Please recast the rows below as a two-column CSV with the headers description and locations, one line per row, putting each row's text and its answer in their own quoted fields with line breaks turned into spaces. Leave the pictures out.

..............................

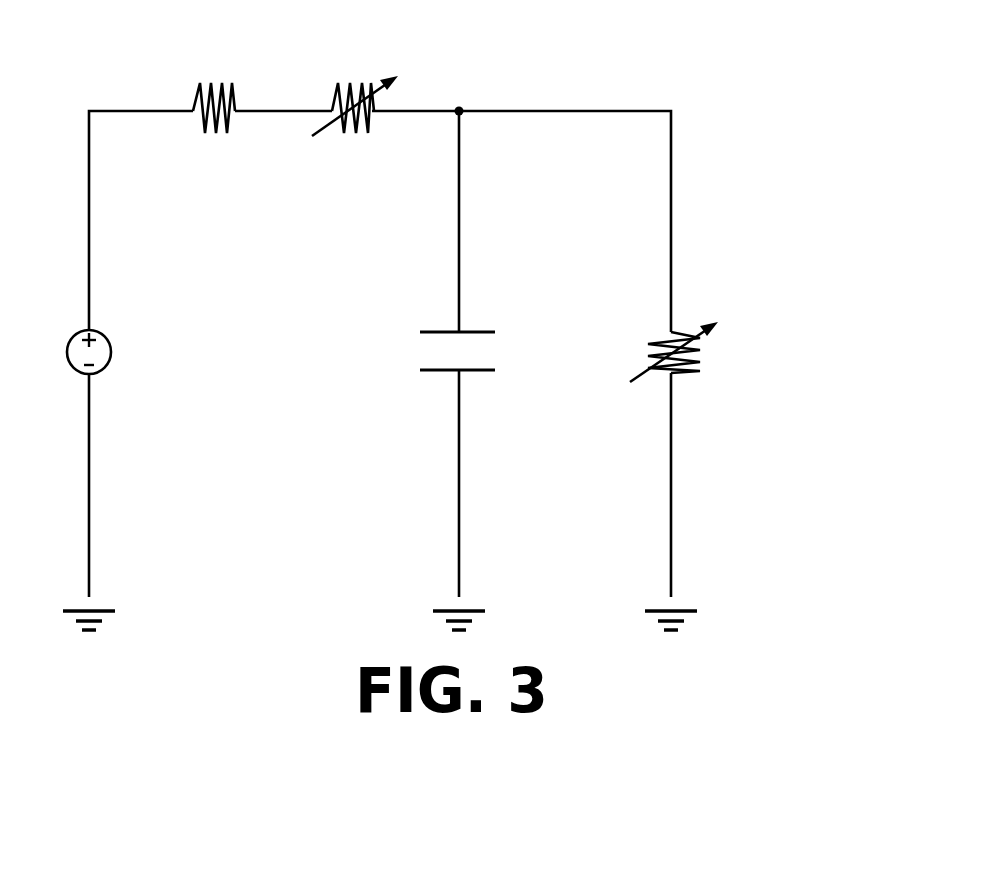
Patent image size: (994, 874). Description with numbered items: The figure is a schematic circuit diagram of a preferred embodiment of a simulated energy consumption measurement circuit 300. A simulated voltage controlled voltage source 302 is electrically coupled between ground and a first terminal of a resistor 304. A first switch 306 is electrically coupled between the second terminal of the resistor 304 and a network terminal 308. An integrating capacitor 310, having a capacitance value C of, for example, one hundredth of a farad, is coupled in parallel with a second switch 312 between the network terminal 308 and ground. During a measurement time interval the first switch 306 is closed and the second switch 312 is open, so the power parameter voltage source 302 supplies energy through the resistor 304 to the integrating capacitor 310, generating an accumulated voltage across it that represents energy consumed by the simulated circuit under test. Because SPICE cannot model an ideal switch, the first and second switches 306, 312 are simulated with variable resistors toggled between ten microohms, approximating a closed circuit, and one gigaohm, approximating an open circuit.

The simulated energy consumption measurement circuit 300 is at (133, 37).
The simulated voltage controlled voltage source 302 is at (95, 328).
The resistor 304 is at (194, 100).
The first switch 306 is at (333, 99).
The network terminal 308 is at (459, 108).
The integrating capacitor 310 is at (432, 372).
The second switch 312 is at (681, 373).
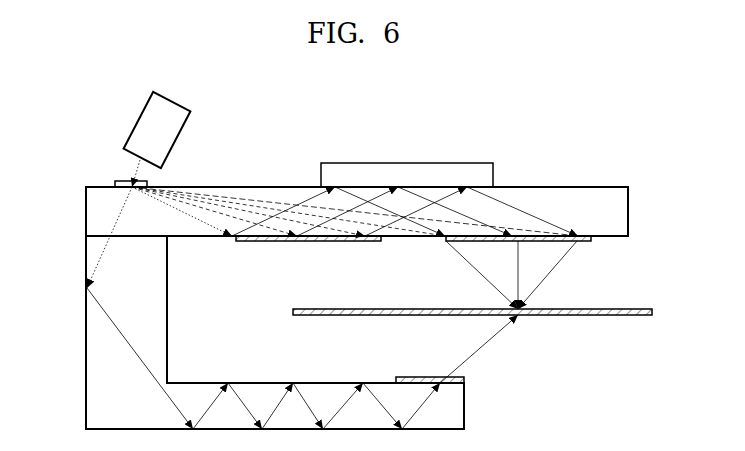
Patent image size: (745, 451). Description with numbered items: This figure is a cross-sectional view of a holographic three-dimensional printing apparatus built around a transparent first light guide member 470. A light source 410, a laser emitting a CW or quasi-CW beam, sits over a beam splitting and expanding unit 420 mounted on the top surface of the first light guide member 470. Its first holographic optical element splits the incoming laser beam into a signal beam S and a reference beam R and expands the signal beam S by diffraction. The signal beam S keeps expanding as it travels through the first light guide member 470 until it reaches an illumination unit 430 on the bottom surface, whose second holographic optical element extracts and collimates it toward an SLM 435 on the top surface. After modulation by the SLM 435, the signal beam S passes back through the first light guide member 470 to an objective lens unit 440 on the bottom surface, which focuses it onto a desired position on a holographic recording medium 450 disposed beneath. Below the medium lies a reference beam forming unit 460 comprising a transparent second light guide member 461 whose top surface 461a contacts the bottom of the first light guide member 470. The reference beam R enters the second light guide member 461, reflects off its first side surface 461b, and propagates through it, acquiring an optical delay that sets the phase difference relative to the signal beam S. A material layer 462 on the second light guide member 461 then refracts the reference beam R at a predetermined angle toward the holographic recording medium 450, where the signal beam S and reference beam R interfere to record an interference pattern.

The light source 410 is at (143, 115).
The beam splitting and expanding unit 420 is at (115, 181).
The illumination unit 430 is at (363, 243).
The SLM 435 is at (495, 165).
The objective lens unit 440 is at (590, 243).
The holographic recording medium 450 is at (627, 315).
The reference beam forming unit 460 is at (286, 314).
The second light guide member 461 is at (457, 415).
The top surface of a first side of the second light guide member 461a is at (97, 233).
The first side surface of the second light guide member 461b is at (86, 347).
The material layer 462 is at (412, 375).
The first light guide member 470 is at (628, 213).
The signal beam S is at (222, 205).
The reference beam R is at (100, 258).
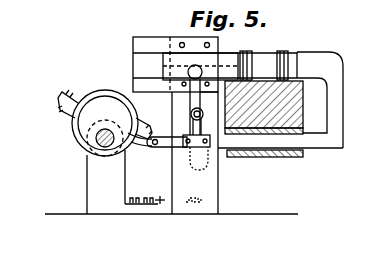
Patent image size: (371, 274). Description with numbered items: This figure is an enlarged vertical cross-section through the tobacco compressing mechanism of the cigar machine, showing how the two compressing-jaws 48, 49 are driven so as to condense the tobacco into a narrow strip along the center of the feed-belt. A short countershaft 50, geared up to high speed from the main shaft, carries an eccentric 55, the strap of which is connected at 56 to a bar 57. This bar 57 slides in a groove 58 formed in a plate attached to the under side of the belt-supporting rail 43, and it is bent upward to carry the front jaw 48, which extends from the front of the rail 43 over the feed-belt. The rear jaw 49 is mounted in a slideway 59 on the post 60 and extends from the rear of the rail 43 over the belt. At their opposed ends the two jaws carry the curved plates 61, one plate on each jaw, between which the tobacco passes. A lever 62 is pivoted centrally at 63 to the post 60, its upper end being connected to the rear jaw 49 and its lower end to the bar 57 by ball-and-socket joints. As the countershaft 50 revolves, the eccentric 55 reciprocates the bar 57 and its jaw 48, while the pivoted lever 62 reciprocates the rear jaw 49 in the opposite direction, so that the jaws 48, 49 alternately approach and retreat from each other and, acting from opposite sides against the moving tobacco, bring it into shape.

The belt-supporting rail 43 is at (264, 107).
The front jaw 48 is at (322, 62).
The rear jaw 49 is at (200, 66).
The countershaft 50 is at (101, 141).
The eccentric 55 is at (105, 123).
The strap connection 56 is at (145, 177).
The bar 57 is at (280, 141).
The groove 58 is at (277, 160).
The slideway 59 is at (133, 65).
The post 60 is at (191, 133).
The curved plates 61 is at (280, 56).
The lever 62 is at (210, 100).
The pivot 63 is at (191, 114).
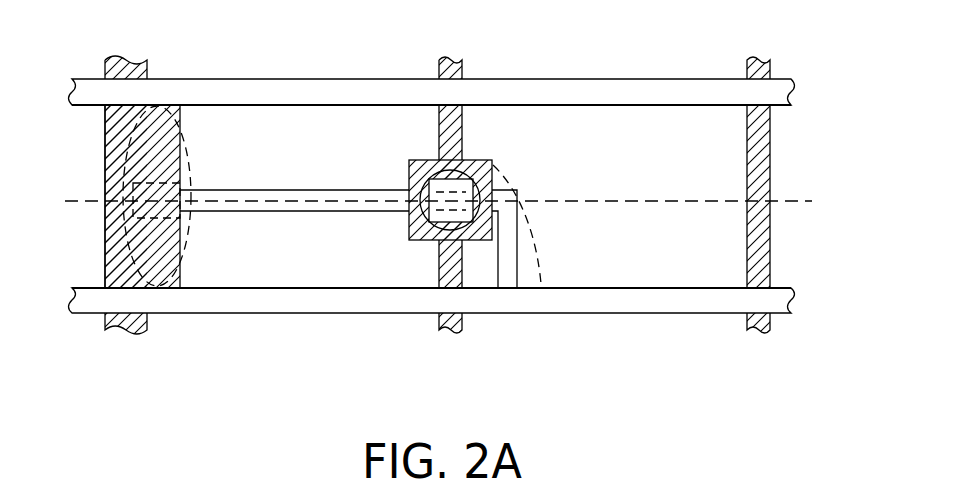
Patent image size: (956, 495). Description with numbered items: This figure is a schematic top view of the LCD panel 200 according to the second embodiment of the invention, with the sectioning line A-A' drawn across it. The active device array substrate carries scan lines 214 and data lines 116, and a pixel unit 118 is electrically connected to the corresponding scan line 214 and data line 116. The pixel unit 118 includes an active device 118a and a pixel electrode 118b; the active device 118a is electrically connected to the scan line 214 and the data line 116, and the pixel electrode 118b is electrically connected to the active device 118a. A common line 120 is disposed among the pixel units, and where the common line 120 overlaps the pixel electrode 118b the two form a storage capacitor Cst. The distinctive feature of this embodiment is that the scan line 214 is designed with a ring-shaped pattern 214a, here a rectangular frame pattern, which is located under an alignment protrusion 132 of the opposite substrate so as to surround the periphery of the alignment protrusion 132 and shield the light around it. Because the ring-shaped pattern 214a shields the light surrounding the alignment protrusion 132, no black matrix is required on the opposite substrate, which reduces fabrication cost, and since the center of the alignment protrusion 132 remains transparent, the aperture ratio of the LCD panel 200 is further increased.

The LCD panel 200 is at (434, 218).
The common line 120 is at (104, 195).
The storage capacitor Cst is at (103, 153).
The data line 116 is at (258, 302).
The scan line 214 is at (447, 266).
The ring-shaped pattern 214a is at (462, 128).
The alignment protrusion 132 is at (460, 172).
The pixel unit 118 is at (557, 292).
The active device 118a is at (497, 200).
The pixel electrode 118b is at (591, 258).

..............................

### Output for this exercise
description,locations
"Patent image size: (994, 874). Description with numbered items: The figure is a schematic circuit diagram of a preferred embodiment of a simulated energy consumption measurement circuit 300. A simulated voltage controlled voltage source 302 is electrically coupled between ground and a first terminal of a resistor 304. A first switch 306 is electrically coupled between the second terminal of the resistor 304 and a network terminal 308. An integrating capacitor 310, having a capacitance value C of, for example, one hundredth of a farad, is coupled in parallel with a second switch 312 between the network terminal 308 and ground. During a measurement time interval the first switch 306 is closed and the second switch 312 is open, so the power parameter voltage source 302 supplies energy through the resistor 304 to the integrating capacitor 310, generating an accumulated voltage across it that represents energy consumed by the simulated circuit under test. Because SPICE cannot model an ideal switch, the first and second switches 306, 312 are simulated with variable resistors toggled between ten microohms, approximating a closed circuit, and one gigaohm, approximating an open circuit.","The simulated energy consumption measurement circuit 300 is at (133, 37). The simulated voltage controlled voltage source 302 is at (95, 328). The resistor 304 is at (194, 100). The first switch 306 is at (333, 99). The network terminal 308 is at (459, 108). The integrating capacitor 310 is at (432, 372). The second switch 312 is at (681, 373)."
"Patent image size: (745, 451). Description with numbered items: This figure is a cross-sectional view of a holographic three-dimensional printing apparatus built around a transparent first light guide member 470. A light source 410, a laser emitting a CW or quasi-CW beam, sits over a beam splitting and expanding unit 420 mounted on the top surface of the first light guide member 470. Its first holographic optical element splits the incoming laser beam into a signal beam S and a reference beam R and expands the signal beam S by diffraction. The signal beam S keeps expanding as it travels through the first light guide member 470 until it reaches an illumination unit 430 on the bottom surface, whose second holographic optical element extracts and collimates it toward an SLM 435 on the top surface. After modulation by the SLM 435, the signal beam S passes back through the first light guide member 470 to an objective lens unit 440 on the bottom surface, which focuses it onto a desired position on a holographic recording medium 450 disposed beneath. Below the medium lies a reference beam forming unit 460 comprising a transparent second light guide member 461 whose top surface 461a contacts the bottom of the first light guide member 470. The reference beam R enters the second light guide member 461, reflects off its first side surface 461b, and propagates through it, acquiring an optical delay that sets the phase difference relative to the signal beam S. A material layer 462 on the second light guide member 461 then refracts the reference beam R at a predetermined angle toward the holographic recording medium 450, where the signal beam S and reference beam R interfere to record an interference pattern.","The light source 410 is at (143, 115). The beam splitting and expanding unit 420 is at (115, 181). The illumination unit 430 is at (363, 243). The SLM 435 is at (495, 165). The objective lens unit 440 is at (590, 243). The holographic recording medium 450 is at (627, 315). The reference beam forming unit 460 is at (286, 314). The second light guide member 461 is at (457, 415). The top surface of a first side of the second light guide member 461a is at (97, 233). The first side surface of the second light guide member 461b is at (86, 347). The material layer 462 is at (412, 375). The first light guide member 470 is at (628, 213). The signal beam S is at (222, 205). The reference beam R is at (100, 258)."
"Patent image size: (371, 274). Description with numbered items: This figure is an enlarged vertical cross-section through the tobacco compressing mechanism of the cigar machine, showing how the two compressing-jaws 48, 49 are driven so as to condense the tobacco into a narrow strip along the center of the feed-belt. A short countershaft 50, geared up to high speed from the main shaft, carries an eccentric 55, the strap of which is connected at 56 to a bar 57. This bar 57 slides in a groove 58 formed in a plate attached to the under side of the belt-supporting rail 43, and it is bent upward to carry the front jaw 48, which extends from the front of the rail 43 over the feed-belt. The rear jaw 49 is mounted in a slideway 59 on the post 60 and extends from the rear of the rail 43 over the belt. At their opposed ends the two jaws carry the curved plates 61, one plate on each jaw, between which the tobacco passes. A lever 62 is pivoted centrally at 63 to the post 60, its upper end being connected to the rear jaw 49 and its lower end to the bar 57 by ball-and-socket joints. As the countershaft 50 revolves, the eccentric 55 reciprocates the bar 57 and its jaw 48, while the pivoted lever 62 reciprocates the rear jaw 49 in the opposite direction, so that the jaws 48, 49 alternately approach and retreat from each other and, acting from opposite sides against the moving tobacco, bring it into shape.","The belt-supporting rail 43 is at (264, 107). The front jaw 48 is at (322, 62). The rear jaw 49 is at (200, 66). The countershaft 50 is at (101, 141). The eccentric 55 is at (105, 123). The strap connection 56 is at (145, 177). The bar 57 is at (280, 141). The groove 58 is at (277, 160). The slideway 59 is at (133, 65). The post 60 is at (191, 133). The curved plates 61 is at (280, 56). The lever 62 is at (210, 100). The pivot 63 is at (191, 114)."
"Patent image size: (956, 495). Description with numbered items: This figure is a schematic top view of the LCD panel 200 according to the second embodiment of the invention, with the sectioning line A-A' drawn across it. The active device array substrate carries scan lines 214 and data lines 116, and a pixel unit 118 is electrically connected to the corresponding scan line 214 and data line 116. The pixel unit 118 includes an active device 118a and a pixel electrode 118b; the active device 118a is electrically connected to the scan line 214 and the data line 116, and the pixel electrode 118b is electrically connected to the active device 118a. A common line 120 is disposed among the pixel units, and where the common line 120 overlaps the pixel electrode 118b the two form a storage capacitor Cst. The distinctive feature of this embodiment is that the scan line 214 is designed with a ring-shaped pattern 214a, here a rectangular frame pattern, which is located under an alignment protrusion 132 of the opposite substrate so as to surround the periphery of the alignment protrusion 132 and shield the light around it. Because the ring-shaped pattern 214a shields the light surrounding the alignment protrusion 132, no black matrix is required on the opposite substrate, which reduces fabrication cost, and since the center of the alignment protrusion 132 remains transparent, the aperture ratio of the LCD panel 200 is further increased.","The LCD panel 200 is at (434, 218). The common line 120 is at (104, 195). The storage capacitor Cst is at (103, 153). The data line 116 is at (258, 302). The scan line 214 is at (447, 266). The ring-shaped pattern 214a is at (462, 128). The alignment protrusion 132 is at (460, 172). The pixel unit 118 is at (557, 292). The active device 118a is at (497, 200). The pixel electrode 118b is at (591, 258)."